**Requirement**.
Transcribe all the records with complete accuracy.
-- Start of Dataset records --
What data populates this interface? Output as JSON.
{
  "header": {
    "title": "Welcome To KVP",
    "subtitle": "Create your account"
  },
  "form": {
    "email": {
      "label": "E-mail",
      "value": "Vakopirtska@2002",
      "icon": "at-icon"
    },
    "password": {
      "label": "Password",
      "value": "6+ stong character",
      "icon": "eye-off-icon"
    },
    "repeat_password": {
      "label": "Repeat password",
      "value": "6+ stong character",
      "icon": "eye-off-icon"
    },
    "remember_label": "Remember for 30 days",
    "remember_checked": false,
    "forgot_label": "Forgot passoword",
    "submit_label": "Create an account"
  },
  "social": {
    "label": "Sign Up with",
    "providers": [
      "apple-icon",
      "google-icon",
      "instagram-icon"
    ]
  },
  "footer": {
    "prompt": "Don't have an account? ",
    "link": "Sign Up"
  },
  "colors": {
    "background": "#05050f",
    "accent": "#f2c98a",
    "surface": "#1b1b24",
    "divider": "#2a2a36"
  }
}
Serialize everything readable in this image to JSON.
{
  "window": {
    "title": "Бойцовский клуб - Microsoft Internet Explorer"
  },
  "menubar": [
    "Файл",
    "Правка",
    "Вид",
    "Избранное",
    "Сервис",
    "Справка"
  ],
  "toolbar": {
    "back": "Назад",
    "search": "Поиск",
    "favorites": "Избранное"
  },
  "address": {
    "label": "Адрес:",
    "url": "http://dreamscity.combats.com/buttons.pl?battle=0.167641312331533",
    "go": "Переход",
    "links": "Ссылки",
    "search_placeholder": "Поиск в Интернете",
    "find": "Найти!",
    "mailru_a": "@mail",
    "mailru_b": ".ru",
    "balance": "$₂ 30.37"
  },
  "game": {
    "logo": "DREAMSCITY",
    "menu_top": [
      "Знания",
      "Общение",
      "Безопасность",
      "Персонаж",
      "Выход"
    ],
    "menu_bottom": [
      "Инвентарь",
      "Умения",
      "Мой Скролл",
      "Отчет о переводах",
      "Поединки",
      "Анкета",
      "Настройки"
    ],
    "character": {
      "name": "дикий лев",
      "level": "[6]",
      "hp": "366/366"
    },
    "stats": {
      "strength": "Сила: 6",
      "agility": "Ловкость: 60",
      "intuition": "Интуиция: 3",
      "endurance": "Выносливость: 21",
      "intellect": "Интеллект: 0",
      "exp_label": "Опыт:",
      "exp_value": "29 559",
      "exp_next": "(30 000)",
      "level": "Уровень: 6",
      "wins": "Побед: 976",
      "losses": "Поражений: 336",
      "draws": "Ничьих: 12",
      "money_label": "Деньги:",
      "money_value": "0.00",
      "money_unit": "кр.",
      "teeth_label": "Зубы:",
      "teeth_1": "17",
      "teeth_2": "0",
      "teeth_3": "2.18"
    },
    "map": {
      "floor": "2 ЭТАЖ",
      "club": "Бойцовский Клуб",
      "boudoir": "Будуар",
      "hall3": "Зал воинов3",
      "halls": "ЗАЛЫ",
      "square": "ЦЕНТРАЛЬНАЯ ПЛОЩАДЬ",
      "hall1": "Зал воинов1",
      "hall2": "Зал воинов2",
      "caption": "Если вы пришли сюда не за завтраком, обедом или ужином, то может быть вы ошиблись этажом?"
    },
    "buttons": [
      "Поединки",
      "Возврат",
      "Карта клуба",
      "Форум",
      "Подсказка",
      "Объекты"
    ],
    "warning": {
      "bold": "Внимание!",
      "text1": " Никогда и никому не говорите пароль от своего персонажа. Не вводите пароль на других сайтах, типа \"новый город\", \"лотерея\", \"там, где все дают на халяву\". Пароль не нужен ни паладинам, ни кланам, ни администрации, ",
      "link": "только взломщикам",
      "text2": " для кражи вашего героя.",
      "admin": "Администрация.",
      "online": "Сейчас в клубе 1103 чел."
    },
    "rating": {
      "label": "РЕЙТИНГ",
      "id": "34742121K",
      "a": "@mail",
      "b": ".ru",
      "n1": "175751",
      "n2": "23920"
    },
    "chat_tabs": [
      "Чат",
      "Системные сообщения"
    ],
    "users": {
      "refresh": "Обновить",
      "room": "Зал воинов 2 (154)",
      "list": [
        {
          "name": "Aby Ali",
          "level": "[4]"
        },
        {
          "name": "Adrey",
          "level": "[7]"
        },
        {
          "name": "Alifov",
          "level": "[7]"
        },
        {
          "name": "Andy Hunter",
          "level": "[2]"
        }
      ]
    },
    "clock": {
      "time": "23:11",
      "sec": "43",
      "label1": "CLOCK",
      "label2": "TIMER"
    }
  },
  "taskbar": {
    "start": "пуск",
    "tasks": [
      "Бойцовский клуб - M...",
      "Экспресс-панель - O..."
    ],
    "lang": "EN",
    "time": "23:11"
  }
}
-- End of Dataset records --
**Result**.
What data populates this interface? Output as JSON.
{
  "header": {
    "title": "Welcome To KVP",
    "subtitle": "Create your account"
  },
  "form": {
    "email": {
      "label": "E-mail",
      "value": "Vakopirtska@2002",
      "icon": "at-icon"
    },
    "password": {
      "label": "Password",
      "value": "6+ stong character",
      "icon": "eye-off-icon"
    },
    "repeat_password": {
      "label": "Repeat password",
      "value": "6+ stong character",
      "icon": "eye-off-icon"
    },
    "remember_label": "Remember for 30 days",
    "remember_checked": false,
    "forgot_label": "Forgot passoword",
    "submit_label": "Create an account"
  },
  "social": {
    "label": "Sign Up with",
    "providers": [
      "apple-icon",
      "google-icon",
      "instagram-icon"
    ]
  },
  "footer": {
    "prompt": "Don't have an account? ",
    "link": "Sign Up"
  },
  "colors": {
    "background": "#05050f",
    "accent": "#f2c98a",
    "surface": "#1b1b24",
    "divider": "#2a2a36"
  }
}
Serialize everything readable in this image to JSON.
{
  "window": {
    "title": "Бойцовский клуб - Microsoft Internet Explorer"
  },
  "menubar": [
    "Файл",
    "Правка",
    "Вид",
    "Избранное",
    "Сервис",
    "Справка"
  ],
  "toolbar": {
    "back": "Назад",
    "search": "Поиск",
    "favorites": "Избранное"
  },
  "address": {
    "label": "Адрес:",
    "url": "http://dreamscity.combats.com/buttons.pl?battle=0.167641312331533",
    "go": "Переход",
    "links": "Ссылки",
    "search_placeholder": "Поиск в Интернете",
    "find": "Найти!",
    "mailru_a": "@mail",
    "mailru_b": ".ru",
    "balance": "$₂ 30.37"
  },
  "game": {
    "logo": "DREAMSCITY",
    "menu_top": [
      "Знания",
      "Общение",
      "Безопасность",
      "Персонаж",
      "Выход"
    ],
    "menu_bottom": [
      "Инвентарь",
      "Умения",
      "Мой Скролл",
      "Отчет о переводах",
      "Поединки",
      "Анкета",
      "Настройки"
    ],
    "character": {
      "name": "дикий лев",
      "level": "[6]",
      "hp": "366/366"
    },
    "stats": {
      "strength": "Сила: 6",
      "agility": "Ловкость: 60",
      "intuition": "Интуиция: 3",
      "endurance": "Выносливость: 21",
      "intellect": "Интеллект: 0",
      "exp_label": "Опыт:",
      "exp_value": "29 559",
      "exp_next": "(30 000)",
      "level": "Уровень: 6",
      "wins": "Побед: 976",
      "losses": "Поражений: 336",
      "draws": "Ничьих: 12",
      "money_label": "Деньги:",
      "money_value": "0.00",
      "money_unit": "кр.",
      "teeth_label": "Зубы:",
      "teeth_1": "17",
      "teeth_2": "0",
      "teeth_3": "2.18"
    },
    "map": {
      "floor": "2 ЭТАЖ",
      "club": "Бойцовский Клуб",
      "boudoir": "Будуар",
      "hall3": "Зал воинов3",
      "halls": "ЗАЛЫ",
      "square": "ЦЕНТРАЛЬНАЯ ПЛОЩАДЬ",
      "hall1": "Зал воинов1",
      "hall2": "Зал воинов2",
      "caption": "Если вы пришли сюда не за завтраком, обедом или ужином, то может быть вы ошиблись этажом?"
    },
    "buttons": [
      "Поединки",
      "Возврат",
      "Карта клуба",
      "Форум",
      "Подсказка",
      "Объекты"
    ],
    "warning": {
      "bold": "Внимание!",
      "text1": " Никогда и никому не говорите пароль от своего персонажа. Не вводите пароль на других сайтах, типа \"новый город\", \"лотерея\", \"там, где все дают на халяву\". Пароль не нужен ни паладинам, ни кланам, ни администрации, ",
      "link": "только взломщикам",
      "text2": " для кражи вашего героя.",
      "admin": "Администрация.",
      "online": "Сейчас в клубе 1103 чел."
    },
    "rating": {
      "label": "РЕЙТИНГ",
      "id": "34742121K",
      "a": "@mail",
      "b": ".ru",
      "n1": "175751",
      "n2": "23920"
    },
    "chat_tabs": [
      "Чат",
      "Системные сообщения"
    ],
    "users": {
      "refresh": "Обновить",
      "room": "Зал воинов 2 (154)",
      "list": [
        {
          "name": "Aby Ali",
          "level": "[4]"
        },
        {
          "name": "Adrey",
          "level": "[7]"
        },
        {
          "name": "Alifov",
          "level": "[7]"
        },
        {
          "name": "Andy Hunter",
          "level": "[2]"
        }
      ]
    },
    "clock": {
      "time": "23:11",
      "sec": "43",
      "label1": "CLOCK",
      "label2": "TIMER"
    }
  },
  "taskbar": {
    "start": "пуск",
    "tasks": [
      "Бойцовский клуб - M...",
      "Экспресс-панель - O..."
    ],
    "lang": "EN",
    "time": "23:11"
  }
}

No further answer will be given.